* start SOURCE RECORDS *

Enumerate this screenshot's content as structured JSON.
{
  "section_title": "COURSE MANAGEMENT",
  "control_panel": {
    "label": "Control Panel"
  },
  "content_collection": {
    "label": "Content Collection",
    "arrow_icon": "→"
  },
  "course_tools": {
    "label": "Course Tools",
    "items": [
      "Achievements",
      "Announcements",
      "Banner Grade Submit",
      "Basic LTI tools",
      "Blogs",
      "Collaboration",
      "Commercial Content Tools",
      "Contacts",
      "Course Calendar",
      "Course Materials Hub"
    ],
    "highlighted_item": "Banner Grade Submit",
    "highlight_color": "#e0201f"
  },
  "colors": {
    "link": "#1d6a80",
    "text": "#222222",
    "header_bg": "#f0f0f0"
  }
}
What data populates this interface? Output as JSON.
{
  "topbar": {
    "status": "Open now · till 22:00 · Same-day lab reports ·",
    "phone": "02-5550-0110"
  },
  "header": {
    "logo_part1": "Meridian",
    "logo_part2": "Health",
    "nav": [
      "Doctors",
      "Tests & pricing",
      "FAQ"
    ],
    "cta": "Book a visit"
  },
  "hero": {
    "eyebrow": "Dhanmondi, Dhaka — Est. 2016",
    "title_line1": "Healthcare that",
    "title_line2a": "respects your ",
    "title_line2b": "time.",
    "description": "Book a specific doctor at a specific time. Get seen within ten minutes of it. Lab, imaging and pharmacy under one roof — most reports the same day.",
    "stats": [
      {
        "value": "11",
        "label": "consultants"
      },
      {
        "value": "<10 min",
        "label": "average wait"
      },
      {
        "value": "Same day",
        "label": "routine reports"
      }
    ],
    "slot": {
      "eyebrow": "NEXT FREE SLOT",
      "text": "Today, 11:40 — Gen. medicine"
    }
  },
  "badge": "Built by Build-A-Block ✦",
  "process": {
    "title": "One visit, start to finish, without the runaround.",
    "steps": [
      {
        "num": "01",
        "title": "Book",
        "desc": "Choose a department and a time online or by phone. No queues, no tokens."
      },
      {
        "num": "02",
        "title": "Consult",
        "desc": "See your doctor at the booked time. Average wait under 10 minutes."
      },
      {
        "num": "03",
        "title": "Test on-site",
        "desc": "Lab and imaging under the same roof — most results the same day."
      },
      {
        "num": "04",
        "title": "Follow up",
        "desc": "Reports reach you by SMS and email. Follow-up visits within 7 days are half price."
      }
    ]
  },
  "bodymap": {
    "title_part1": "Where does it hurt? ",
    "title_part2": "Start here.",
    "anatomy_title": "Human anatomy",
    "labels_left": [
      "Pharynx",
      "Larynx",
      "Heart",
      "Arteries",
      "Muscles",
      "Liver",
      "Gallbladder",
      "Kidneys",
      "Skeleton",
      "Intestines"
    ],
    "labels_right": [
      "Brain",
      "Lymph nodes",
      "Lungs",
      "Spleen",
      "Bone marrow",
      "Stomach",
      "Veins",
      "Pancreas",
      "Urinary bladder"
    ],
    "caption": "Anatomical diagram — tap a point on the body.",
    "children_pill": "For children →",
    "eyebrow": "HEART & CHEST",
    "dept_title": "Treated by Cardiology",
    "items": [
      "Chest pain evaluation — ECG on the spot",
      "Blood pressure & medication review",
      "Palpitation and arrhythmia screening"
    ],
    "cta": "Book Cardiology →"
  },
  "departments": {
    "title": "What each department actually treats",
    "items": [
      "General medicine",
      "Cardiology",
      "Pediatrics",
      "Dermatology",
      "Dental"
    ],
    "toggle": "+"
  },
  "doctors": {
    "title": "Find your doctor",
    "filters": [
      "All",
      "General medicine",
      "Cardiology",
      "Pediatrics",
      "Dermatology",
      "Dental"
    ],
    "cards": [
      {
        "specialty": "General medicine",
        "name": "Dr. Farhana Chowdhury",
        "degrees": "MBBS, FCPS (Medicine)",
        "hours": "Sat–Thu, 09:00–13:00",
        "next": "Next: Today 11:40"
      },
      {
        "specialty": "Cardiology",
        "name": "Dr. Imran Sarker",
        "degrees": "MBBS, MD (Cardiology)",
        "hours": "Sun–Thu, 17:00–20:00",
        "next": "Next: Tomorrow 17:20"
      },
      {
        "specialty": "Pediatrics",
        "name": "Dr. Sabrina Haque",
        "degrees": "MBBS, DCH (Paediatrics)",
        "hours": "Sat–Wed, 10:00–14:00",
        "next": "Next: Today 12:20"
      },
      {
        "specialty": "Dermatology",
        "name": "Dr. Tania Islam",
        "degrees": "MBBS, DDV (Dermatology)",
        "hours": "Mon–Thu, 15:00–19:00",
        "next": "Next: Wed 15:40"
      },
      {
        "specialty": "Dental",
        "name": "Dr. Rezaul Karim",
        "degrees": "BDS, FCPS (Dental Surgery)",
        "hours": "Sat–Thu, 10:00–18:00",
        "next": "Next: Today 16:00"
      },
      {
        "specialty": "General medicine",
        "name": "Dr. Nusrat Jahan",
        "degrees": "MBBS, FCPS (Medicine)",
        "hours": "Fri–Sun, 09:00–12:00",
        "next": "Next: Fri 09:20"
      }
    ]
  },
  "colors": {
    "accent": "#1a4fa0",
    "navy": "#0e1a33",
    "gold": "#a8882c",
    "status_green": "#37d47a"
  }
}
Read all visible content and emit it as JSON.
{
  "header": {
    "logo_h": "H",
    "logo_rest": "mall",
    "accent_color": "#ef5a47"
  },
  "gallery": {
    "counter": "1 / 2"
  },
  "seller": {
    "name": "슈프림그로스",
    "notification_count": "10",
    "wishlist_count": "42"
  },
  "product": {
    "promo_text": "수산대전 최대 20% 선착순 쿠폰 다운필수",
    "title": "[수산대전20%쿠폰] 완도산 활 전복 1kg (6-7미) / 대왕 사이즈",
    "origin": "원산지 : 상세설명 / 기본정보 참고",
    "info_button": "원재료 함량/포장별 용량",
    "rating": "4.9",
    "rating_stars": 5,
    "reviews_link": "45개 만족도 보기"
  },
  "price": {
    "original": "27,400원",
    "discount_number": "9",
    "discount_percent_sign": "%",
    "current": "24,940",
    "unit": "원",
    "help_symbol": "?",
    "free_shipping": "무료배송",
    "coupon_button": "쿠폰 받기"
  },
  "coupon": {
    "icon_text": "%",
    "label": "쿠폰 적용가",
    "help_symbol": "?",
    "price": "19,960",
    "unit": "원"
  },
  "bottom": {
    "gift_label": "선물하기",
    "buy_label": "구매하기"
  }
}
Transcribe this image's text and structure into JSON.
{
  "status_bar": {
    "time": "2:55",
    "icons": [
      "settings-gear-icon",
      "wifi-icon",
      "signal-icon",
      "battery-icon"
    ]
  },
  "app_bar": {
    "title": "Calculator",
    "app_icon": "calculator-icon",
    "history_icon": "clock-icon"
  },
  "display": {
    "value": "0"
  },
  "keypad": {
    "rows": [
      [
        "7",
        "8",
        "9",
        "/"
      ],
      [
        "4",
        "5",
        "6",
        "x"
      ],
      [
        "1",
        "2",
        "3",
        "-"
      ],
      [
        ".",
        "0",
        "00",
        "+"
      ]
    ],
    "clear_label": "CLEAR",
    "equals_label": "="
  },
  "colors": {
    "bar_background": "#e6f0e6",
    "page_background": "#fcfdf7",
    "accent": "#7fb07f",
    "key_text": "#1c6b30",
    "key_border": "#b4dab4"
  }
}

* end SOURCE RECORDS *

◆ DO THIS ◆
Among the entries above, how many lines hold the string "value"? Give the number by itself.

◆ RESULT OF THE TASK ◆
4